Written instruction ::
Please retype the rows from the first one up to and including the line that contains "x-tick-label: 28.0 — [1716, 934, 1743, 948]", character for character.

Data extract ::
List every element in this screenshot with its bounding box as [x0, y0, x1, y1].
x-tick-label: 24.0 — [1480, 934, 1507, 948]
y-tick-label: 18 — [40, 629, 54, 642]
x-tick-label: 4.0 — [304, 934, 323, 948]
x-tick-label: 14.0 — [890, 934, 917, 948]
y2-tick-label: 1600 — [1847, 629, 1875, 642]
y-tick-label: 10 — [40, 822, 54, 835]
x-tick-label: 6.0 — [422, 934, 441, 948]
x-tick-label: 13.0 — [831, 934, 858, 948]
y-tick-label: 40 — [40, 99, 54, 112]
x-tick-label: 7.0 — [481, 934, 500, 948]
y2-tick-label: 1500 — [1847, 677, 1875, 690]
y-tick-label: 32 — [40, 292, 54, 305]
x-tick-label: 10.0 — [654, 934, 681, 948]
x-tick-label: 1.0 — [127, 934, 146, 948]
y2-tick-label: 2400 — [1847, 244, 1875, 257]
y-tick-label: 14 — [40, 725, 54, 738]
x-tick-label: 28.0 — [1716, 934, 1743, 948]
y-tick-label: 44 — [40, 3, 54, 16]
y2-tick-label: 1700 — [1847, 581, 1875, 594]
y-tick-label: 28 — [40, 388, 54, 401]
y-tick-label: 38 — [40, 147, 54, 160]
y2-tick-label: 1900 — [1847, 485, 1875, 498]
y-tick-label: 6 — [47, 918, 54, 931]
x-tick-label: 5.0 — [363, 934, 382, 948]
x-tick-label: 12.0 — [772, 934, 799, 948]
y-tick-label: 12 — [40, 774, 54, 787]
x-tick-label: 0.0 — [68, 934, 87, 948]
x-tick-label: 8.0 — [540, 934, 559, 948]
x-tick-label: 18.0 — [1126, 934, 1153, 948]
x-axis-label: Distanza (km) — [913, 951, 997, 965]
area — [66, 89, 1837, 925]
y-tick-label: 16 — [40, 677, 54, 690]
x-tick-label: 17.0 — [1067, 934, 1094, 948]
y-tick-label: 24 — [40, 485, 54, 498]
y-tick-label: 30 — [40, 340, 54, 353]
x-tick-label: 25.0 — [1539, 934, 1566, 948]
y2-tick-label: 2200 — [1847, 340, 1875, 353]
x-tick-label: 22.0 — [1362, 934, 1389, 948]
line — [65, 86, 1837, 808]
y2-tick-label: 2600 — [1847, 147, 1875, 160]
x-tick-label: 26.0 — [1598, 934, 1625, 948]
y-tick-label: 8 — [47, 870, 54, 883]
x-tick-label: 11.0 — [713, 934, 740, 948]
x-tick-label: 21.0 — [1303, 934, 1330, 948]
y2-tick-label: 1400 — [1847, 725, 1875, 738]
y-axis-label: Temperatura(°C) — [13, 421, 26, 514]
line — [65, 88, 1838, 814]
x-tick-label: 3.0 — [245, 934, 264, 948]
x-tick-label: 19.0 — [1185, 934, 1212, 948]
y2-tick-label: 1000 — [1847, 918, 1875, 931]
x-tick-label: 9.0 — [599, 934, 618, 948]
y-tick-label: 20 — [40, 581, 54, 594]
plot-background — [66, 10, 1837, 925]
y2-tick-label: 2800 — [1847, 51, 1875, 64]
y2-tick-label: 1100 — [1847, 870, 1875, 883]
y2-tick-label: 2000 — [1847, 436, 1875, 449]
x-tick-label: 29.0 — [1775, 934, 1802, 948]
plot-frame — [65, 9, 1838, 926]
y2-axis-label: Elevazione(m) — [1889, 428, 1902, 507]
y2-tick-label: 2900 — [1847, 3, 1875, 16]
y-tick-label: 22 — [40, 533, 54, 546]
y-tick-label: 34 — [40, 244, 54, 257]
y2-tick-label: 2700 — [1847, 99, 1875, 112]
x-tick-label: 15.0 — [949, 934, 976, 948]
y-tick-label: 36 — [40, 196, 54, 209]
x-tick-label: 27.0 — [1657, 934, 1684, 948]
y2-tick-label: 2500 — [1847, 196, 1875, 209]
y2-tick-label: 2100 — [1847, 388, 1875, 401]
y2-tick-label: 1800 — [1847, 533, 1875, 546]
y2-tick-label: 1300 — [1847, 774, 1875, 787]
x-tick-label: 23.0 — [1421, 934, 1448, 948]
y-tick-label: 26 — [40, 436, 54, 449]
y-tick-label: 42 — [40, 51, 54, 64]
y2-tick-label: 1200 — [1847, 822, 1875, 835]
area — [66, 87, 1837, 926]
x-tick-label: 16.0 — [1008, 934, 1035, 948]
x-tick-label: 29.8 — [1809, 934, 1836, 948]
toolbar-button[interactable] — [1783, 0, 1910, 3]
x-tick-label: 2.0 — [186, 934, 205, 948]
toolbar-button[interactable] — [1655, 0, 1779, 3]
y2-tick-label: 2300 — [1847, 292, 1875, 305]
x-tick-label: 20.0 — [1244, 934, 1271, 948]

In response ::
List every element in this screenshot with its bounding box as [x0, y0, x1, y1].
x-tick-label: 24.0 — [1480, 934, 1507, 948]
y-tick-label: 18 — [40, 629, 54, 642]
x-tick-label: 4.0 — [304, 934, 323, 948]
x-tick-label: 14.0 — [890, 934, 917, 948]
y2-tick-label: 1600 — [1847, 629, 1875, 642]
y-tick-label: 10 — [40, 822, 54, 835]
x-tick-label: 6.0 — [422, 934, 441, 948]
x-tick-label: 13.0 — [831, 934, 858, 948]
y-tick-label: 40 — [40, 99, 54, 112]
x-tick-label: 7.0 — [481, 934, 500, 948]
y2-tick-label: 1500 — [1847, 677, 1875, 690]
y-tick-label: 32 — [40, 292, 54, 305]
x-tick-label: 10.0 — [654, 934, 681, 948]
x-tick-label: 1.0 — [127, 934, 146, 948]
y2-tick-label: 2400 — [1847, 244, 1875, 257]
y-tick-label: 14 — [40, 725, 54, 738]
x-tick-label: 28.0 — [1716, 934, 1743, 948]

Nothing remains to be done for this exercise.